**Work to be completed**
Find the string "ОДЕЖДА" in the entries and copy each line that has it.

**Data section**
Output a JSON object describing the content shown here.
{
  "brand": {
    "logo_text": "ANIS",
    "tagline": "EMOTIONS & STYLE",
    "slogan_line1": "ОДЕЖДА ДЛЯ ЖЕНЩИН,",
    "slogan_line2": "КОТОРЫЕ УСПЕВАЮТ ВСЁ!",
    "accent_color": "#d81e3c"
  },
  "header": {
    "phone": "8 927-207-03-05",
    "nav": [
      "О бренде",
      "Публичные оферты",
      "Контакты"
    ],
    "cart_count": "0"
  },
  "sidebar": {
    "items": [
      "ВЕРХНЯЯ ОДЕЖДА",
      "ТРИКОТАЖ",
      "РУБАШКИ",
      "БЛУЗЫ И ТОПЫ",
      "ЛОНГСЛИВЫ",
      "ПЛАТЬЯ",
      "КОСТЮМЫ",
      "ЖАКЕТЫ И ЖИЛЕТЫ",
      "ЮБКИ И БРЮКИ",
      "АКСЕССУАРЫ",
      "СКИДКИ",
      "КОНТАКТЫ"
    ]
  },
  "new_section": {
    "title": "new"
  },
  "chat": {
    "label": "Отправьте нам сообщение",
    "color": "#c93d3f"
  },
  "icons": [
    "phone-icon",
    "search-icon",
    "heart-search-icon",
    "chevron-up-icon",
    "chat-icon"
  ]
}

**Answer for this exercise**
    "slogan_line1": "ОДЕЖДА ДЛЯ ЖЕНЩИН,",
      "ВЕРХНЯЯ ОДЕЖДА",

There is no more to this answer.